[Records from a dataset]
-*-

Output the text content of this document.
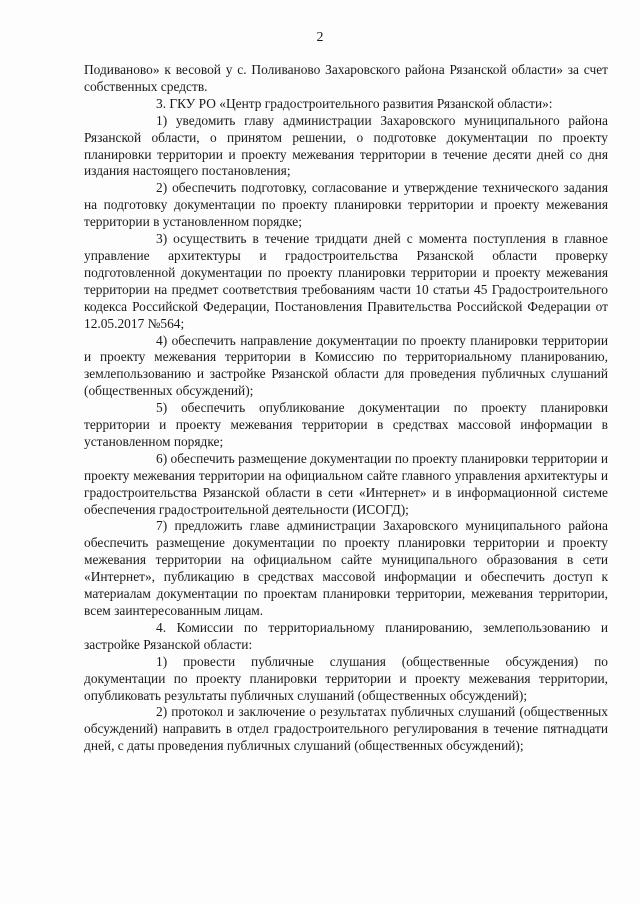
2

Подиваново» к весовой у с. Поливаново Захаровского района Рязанской области» за счет собственных средств.

3. ГКУ РО «Центр градостроительного развития Рязанской области»:

1) уведомить главу администрации Захаровского муниципального района Рязанской области, о принятом решении, о подготовке документации по проекту планировки территории и проекту межевания территории в течение десяти дней со дня издания настоящего постановления;

2) обеспечить подготовку, согласование и утверждение технического задания на подготовку документации по проекту планировки территории и проекту межевания территории в установленном порядке;

3) осуществить в течение тридцати дней с момента поступления в главное управление архитектуры и градостроительства Рязанской области проверку подготовленной документации по проекту планировки территории и проекту межевания территории на предмет соответствия требованиям части 10 статьи 45 Градостроительного кодекса Российской Федерации, Постановления Правительства Российской Федерации от 12.05.2017 №564;

4) обеспечить направление документации по проекту планировки территории и проекту межевания территории в Комиссию по территориальному планированию, землепользованию и застройке Рязанской области для проведения публичных слушаний (общественных обсуждений);

5) обеспечить опубликование документации по проекту планировки территории и проекту межевания территории в средствах массовой информации в установленном порядке;

6) обеспечить размещение документации по проекту планировки территории и проекту межевания территории на официальном сайте главного управления архитектуры и градостроительства Рязанской области в сети «Интернет» и в информационной системе обеспечения градостроительной деятельности (ИСОГД);

7) предложить главе администрации Захаровского муниципального района обеспечить размещение документации по проекту планировки территории и проекту межевания территории на официальном сайте муниципального образования в сети «Интернет», публикацию в средствах массовой информации и обеспечить доступ к материалам документации по проектам планировки территории, межевания территории, всем заинтересованным лицам.

4. Комиссии по территориальному планированию, землепользованию и застройке Рязанской области:

1) провести публичные слушания (общественные обсуждения) по документации по проекту планировки территории и проекту межевания территории, опубликовать результаты публичных слушаний (общественных обсуждений);

2) протокол и заключение о результатах публичных слушаний (общественных обсуждений) направить в отдел градостроительного регулирования в течение пятнадцати дней, с даты проведения публичных слушаний (общественных обсуждений);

-*-

## Task directions
Retype the data above exactly; pictures are not part of the copy.

## Exercise response
Output the text content of this document.
2

Подиваново» к весовой у с. Поливаново Захаровского района Рязанской области» за счет собственных средств.

3. ГКУ РО «Центр градостроительного развития Рязанской области»:

1) уведомить главу администрации Захаровского муниципального района Рязанской области, о принятом решении, о подготовке документации по проекту планировки территории и проекту межевания территории в течение десяти дней со дня издания настоящего постановления;

2) обеспечить подготовку, согласование и утверждение технического задания на подготовку документации по проекту планировки территории и проекту межевания территории в установленном порядке;

3) осуществить в течение тридцати дней с момента поступления в главное управление архитектуры и градостроительства Рязанской области проверку подготовленной документации по проекту планировки территории и проекту межевания территории на предмет соответствия требованиям части 10 статьи 45 Градостроительного кодекса Российской Федерации, Постановления Правительства Российской Федерации от 12.05.2017 №564;

4) обеспечить направление документации по проекту планировки территории и проекту межевания территории в Комиссию по территориальному планированию, землепользованию и застройке Рязанской области для проведения публичных слушаний (общественных обсуждений);

5) обеспечить опубликование документации по проекту планировки территории и проекту межевания территории в средствах массовой информации в установленном порядке;

6) обеспечить размещение документации по проекту планировки территории и проекту межевания территории на официальном сайте главного управления архитектуры и градостроительства Рязанской области в сети «Интернет» и в информационной системе обеспечения градостроительной деятельности (ИСОГД);

7) предложить главе администрации Захаровского муниципального района обеспечить размещение документации по проекту планировки территории и проекту межевания территории на официальном сайте муниципального образования в сети «Интернет», публикацию в средствах массовой информации и обеспечить доступ к материалам документации по проектам планировки территории, межевания территории, всем заинтересованным лицам.

4. Комиссии по территориальному планированию, землепользованию и застройке Рязанской области:

1) провести публичные слушания (общественные обсуждения) по документации по проекту планировки территории и проекту межевания территории, опубликовать результаты публичных слушаний (общественных обсуждений);

2) протокол и заключение о результатах публичных слушаний (общественных обсуждений) направить в отдел градостроительного регулирования в течение пятнадцати дней, с даты проведения публичных слушаний (общественных обсуждений);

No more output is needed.